*PROBLEM REQUIREMENTS*: Reproduce the records below word for word, from their first line through the line containing "x-tick-label: (P) bbox=[341, 369, 365, 389]", with both of those lines included.
START DATA FOR PROCESSING
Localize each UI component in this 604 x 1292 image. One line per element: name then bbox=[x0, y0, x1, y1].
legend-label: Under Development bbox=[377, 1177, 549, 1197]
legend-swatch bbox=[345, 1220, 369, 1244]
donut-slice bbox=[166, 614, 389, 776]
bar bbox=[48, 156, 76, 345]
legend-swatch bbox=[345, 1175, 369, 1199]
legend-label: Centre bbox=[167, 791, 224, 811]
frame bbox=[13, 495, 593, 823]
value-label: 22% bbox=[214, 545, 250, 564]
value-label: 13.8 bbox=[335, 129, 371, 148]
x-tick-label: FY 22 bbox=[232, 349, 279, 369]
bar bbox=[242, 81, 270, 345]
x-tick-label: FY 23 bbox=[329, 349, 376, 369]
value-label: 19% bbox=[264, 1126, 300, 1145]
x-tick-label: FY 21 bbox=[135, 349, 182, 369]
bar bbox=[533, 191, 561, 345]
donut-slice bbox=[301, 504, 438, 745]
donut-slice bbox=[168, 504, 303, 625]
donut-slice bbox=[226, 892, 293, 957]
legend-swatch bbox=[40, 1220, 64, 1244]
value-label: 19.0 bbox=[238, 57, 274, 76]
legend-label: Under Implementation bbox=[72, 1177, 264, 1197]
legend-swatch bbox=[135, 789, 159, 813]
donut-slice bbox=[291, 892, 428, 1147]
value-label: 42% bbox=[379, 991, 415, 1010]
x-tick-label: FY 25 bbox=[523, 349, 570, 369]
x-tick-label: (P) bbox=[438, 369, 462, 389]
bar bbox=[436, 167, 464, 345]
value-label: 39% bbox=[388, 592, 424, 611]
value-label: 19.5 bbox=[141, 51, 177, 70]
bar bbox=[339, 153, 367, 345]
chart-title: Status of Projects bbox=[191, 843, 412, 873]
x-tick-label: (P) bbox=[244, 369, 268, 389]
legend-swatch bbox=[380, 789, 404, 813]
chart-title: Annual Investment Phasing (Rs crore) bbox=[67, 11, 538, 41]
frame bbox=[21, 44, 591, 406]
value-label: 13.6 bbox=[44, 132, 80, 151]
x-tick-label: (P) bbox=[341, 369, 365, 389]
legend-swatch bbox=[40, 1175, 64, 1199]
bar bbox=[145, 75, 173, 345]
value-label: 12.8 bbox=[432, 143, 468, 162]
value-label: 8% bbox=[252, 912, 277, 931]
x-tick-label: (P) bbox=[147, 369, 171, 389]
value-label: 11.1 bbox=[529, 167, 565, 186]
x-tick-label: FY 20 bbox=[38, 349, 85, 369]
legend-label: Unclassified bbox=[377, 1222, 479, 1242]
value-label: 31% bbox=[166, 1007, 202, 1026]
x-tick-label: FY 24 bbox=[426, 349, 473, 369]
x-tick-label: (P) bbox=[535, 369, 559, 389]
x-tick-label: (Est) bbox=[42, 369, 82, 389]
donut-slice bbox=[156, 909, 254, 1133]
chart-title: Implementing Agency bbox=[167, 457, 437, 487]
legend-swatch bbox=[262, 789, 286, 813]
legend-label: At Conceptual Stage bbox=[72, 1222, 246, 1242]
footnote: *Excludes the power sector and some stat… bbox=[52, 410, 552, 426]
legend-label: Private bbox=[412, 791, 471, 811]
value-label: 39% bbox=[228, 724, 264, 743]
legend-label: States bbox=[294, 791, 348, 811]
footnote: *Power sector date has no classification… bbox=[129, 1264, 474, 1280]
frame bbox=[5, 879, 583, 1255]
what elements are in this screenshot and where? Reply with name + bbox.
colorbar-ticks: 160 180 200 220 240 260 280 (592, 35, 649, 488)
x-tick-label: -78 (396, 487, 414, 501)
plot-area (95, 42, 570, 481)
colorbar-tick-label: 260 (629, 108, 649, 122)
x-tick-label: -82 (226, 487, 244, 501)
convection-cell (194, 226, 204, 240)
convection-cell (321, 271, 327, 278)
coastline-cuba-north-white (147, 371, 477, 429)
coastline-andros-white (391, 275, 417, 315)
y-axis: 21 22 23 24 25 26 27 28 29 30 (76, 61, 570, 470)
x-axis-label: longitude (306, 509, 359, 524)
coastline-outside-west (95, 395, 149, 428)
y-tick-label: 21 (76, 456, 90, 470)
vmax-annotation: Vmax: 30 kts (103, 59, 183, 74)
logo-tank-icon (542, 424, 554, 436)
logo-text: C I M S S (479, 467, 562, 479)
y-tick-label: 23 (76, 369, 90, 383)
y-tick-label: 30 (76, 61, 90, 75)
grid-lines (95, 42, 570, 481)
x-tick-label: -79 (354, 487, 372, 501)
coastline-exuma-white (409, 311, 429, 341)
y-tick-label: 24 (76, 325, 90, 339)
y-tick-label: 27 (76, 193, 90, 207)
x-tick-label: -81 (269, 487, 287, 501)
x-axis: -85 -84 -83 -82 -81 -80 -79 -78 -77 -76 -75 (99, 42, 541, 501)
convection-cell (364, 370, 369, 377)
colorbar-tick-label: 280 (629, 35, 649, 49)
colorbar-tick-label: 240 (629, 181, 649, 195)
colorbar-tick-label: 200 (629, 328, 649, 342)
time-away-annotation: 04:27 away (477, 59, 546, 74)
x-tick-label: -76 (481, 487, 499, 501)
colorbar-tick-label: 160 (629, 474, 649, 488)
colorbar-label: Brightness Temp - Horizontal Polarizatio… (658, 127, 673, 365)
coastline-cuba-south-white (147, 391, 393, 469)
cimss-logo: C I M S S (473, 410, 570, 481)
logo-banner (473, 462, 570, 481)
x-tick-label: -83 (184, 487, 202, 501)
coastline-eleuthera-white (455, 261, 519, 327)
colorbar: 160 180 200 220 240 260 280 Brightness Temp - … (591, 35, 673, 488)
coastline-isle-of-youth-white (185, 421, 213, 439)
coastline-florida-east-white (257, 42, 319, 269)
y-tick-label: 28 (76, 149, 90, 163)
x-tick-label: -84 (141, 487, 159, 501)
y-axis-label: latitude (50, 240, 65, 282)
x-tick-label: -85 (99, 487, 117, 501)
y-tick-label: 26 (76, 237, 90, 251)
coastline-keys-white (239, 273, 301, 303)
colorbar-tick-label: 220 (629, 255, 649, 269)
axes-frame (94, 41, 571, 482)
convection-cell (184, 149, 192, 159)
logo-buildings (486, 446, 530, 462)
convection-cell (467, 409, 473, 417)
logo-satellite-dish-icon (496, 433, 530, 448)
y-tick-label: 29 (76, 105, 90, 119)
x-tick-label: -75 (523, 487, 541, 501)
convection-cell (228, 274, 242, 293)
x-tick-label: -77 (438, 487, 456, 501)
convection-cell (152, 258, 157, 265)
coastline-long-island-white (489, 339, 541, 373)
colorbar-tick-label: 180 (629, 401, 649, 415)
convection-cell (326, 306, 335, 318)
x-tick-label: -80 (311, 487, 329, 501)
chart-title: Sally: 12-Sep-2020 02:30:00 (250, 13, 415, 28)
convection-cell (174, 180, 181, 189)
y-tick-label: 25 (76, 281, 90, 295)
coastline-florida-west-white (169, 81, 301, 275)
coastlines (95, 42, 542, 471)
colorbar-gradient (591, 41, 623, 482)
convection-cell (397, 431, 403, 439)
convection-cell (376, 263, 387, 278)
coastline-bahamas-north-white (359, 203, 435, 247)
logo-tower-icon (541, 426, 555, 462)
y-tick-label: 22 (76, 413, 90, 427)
END DATA FOR PROCESSING
*THE OUTPUT*:
Localize each UI component in this 604 x 1292 image. One line per element: name then bbox=[x0, y0, x1, y1].
legend-label: Under Development bbox=[377, 1177, 549, 1197]
legend-swatch bbox=[345, 1220, 369, 1244]
donut-slice bbox=[166, 614, 389, 776]
bar bbox=[48, 156, 76, 345]
legend-swatch bbox=[345, 1175, 369, 1199]
legend-label: Centre bbox=[167, 791, 224, 811]
frame bbox=[13, 495, 593, 823]
value-label: 22% bbox=[214, 545, 250, 564]
value-label: 13.8 bbox=[335, 129, 371, 148]
x-tick-label: FY 22 bbox=[232, 349, 279, 369]
bar bbox=[242, 81, 270, 345]
x-tick-label: FY 23 bbox=[329, 349, 376, 369]
value-label: 19% bbox=[264, 1126, 300, 1145]
x-tick-label: FY 21 bbox=[135, 349, 182, 369]
bar bbox=[533, 191, 561, 345]
donut-slice bbox=[301, 504, 438, 745]
donut-slice bbox=[168, 504, 303, 625]
donut-slice bbox=[226, 892, 293, 957]
legend-swatch bbox=[40, 1220, 64, 1244]
value-label: 19.0 bbox=[238, 57, 274, 76]
legend-label: Under Implementation bbox=[72, 1177, 264, 1197]
legend-swatch bbox=[135, 789, 159, 813]
donut-slice bbox=[291, 892, 428, 1147]
value-label: 42% bbox=[379, 991, 415, 1010]
x-tick-label: FY 25 bbox=[523, 349, 570, 369]
x-tick-label: (P) bbox=[438, 369, 462, 389]
bar bbox=[436, 167, 464, 345]
value-label: 39% bbox=[388, 592, 424, 611]
value-label: 19.5 bbox=[141, 51, 177, 70]
bar bbox=[339, 153, 367, 345]
chart-title: Status of Projects bbox=[191, 843, 412, 873]
x-tick-label: (P) bbox=[244, 369, 268, 389]
legend-swatch bbox=[380, 789, 404, 813]
chart-title: Annual Investment Phasing (Rs crore) bbox=[67, 11, 538, 41]
frame bbox=[21, 44, 591, 406]
value-label: 13.6 bbox=[44, 132, 80, 151]
x-tick-label: (P) bbox=[341, 369, 365, 389]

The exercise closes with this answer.